> [DATA TO PROCESS]:
──────────────────────────────
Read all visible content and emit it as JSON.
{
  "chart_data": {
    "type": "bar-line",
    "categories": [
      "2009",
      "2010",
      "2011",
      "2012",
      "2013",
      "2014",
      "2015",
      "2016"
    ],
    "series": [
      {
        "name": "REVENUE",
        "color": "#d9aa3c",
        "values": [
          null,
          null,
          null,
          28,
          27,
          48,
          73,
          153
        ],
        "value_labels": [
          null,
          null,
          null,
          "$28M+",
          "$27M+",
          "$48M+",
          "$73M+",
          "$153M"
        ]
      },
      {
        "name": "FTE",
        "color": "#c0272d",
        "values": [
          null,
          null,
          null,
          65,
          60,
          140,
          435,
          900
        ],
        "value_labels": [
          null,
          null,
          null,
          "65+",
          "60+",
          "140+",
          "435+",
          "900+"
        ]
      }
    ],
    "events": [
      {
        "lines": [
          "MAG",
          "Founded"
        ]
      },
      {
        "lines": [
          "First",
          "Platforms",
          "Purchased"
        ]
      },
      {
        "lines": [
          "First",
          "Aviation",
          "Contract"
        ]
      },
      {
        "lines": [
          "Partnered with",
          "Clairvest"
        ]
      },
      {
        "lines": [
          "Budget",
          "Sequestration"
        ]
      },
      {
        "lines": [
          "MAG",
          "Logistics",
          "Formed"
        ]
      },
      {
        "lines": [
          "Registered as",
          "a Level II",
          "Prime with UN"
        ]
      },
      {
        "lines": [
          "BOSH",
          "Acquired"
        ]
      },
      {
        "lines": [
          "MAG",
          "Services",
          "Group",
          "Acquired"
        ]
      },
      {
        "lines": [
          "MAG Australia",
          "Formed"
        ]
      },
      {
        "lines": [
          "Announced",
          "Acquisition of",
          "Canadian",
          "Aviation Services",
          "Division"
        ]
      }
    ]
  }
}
──────────────────────────────
> [GIVEN EXERCISE]:
Extract the listing in its entirety, matching it exactly.

> [THE COMPLETED TASK]:
Read all visible content and emit it as JSON.
{
  "chart_data": {
    "type": "bar-line",
    "categories": [
      "2009",
      "2010",
      "2011",
      "2012",
      "2013",
      "2014",
      "2015",
      "2016"
    ],
    "series": [
      {
        "name": "REVENUE",
        "color": "#d9aa3c",
        "values": [
          null,
          null,
          null,
          28,
          27,
          48,
          73,
          153
        ],
        "value_labels": [
          null,
          null,
          null,
          "$28M+",
          "$27M+",
          "$48M+",
          "$73M+",
          "$153M"
        ]
      },
      {
        "name": "FTE",
        "color": "#c0272d",
        "values": [
          null,
          null,
          null,
          65,
          60,
          140,
          435,
          900
        ],
        "value_labels": [
          null,
          null,
          null,
          "65+",
          "60+",
          "140+",
          "435+",
          "900+"
        ]
      }
    ],
    "events": [
      {
        "lines": [
          "MAG",
          "Founded"
        ]
      },
      {
        "lines": [
          "First",
          "Platforms",
          "Purchased"
        ]
      },
      {
        "lines": [
          "First",
          "Aviation",
          "Contract"
        ]
      },
      {
        "lines": [
          "Partnered with",
          "Clairvest"
        ]
      },
      {
        "lines": [
          "Budget",
          "Sequestration"
        ]
      },
      {
        "lines": [
          "MAG",
          "Logistics",
          "Formed"
        ]
      },
      {
        "lines": [
          "Registered as",
          "a Level II",
          "Prime with UN"
        ]
      },
      {
        "lines": [
          "BOSH",
          "Acquired"
        ]
      },
      {
        "lines": [
          "MAG",
          "Services",
          "Group",
          "Acquired"
        ]
      },
      {
        "lines": [
          "MAG Australia",
          "Formed"
        ]
      },
      {
        "lines": [
          "Announced",
          "Acquisition of",
          "Canadian",
          "Aviation Services",
          "Division"
        ]
      }
    ]
  }
}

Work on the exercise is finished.